------ Data shown

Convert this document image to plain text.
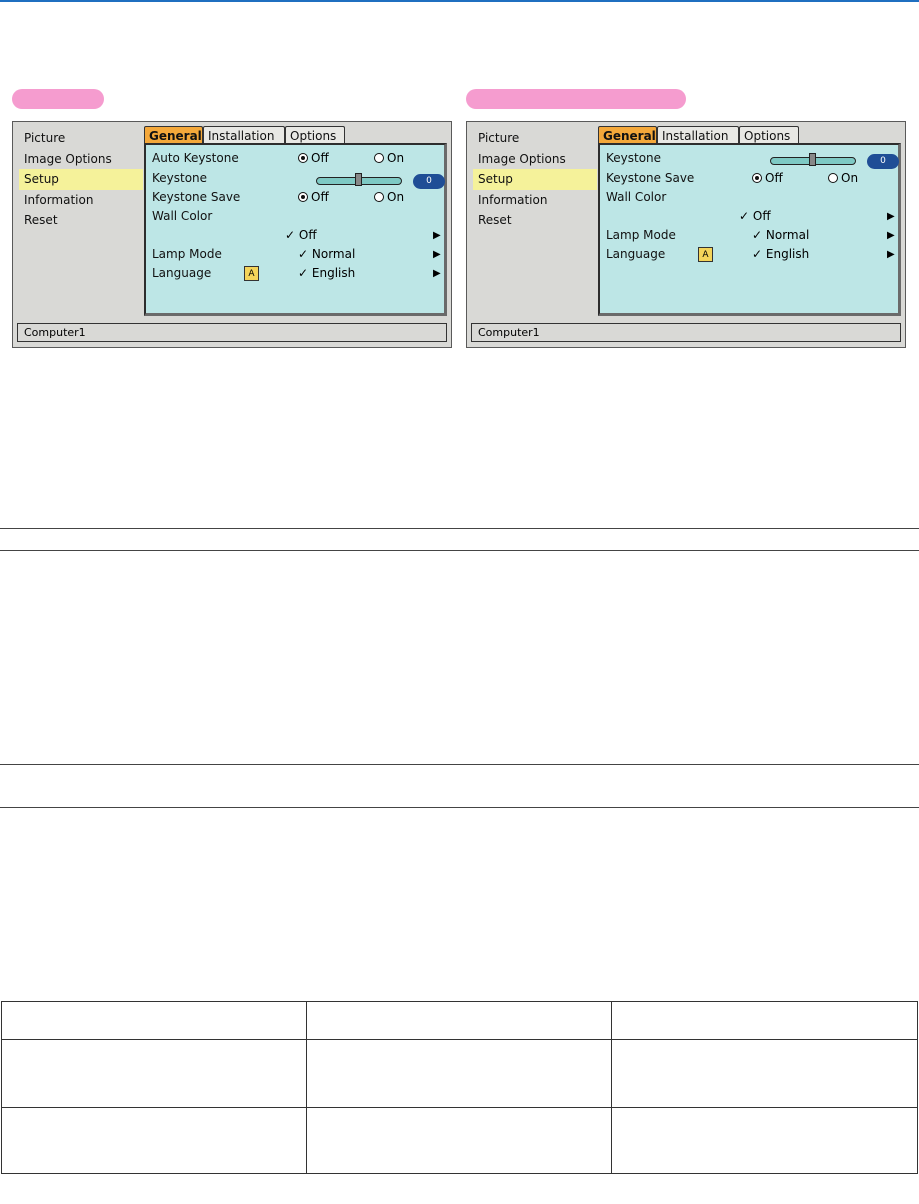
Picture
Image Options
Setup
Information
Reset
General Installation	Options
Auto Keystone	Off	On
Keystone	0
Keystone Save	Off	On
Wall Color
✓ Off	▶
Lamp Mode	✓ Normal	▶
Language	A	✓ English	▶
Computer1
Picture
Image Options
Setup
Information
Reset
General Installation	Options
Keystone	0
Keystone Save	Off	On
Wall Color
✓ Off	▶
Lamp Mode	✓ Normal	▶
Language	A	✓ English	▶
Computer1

------------
------ Data shown

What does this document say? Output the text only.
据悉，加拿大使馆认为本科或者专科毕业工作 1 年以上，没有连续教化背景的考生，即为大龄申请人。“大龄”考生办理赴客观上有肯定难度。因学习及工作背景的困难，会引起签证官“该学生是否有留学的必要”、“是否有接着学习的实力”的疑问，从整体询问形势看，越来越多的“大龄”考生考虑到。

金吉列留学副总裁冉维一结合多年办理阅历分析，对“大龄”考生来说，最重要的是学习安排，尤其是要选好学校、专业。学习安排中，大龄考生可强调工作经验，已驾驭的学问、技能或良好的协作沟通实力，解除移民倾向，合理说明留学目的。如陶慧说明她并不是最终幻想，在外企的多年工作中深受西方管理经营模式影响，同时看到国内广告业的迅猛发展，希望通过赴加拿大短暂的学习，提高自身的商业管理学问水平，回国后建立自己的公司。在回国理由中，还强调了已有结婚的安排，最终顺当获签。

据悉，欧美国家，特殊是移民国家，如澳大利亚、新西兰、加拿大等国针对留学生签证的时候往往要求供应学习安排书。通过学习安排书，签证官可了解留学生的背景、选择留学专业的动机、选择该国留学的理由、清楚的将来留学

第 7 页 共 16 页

------------

- Work to do -
Report how many lines of the listing above include the word "text". Say nothing but the number.

- Task response -
2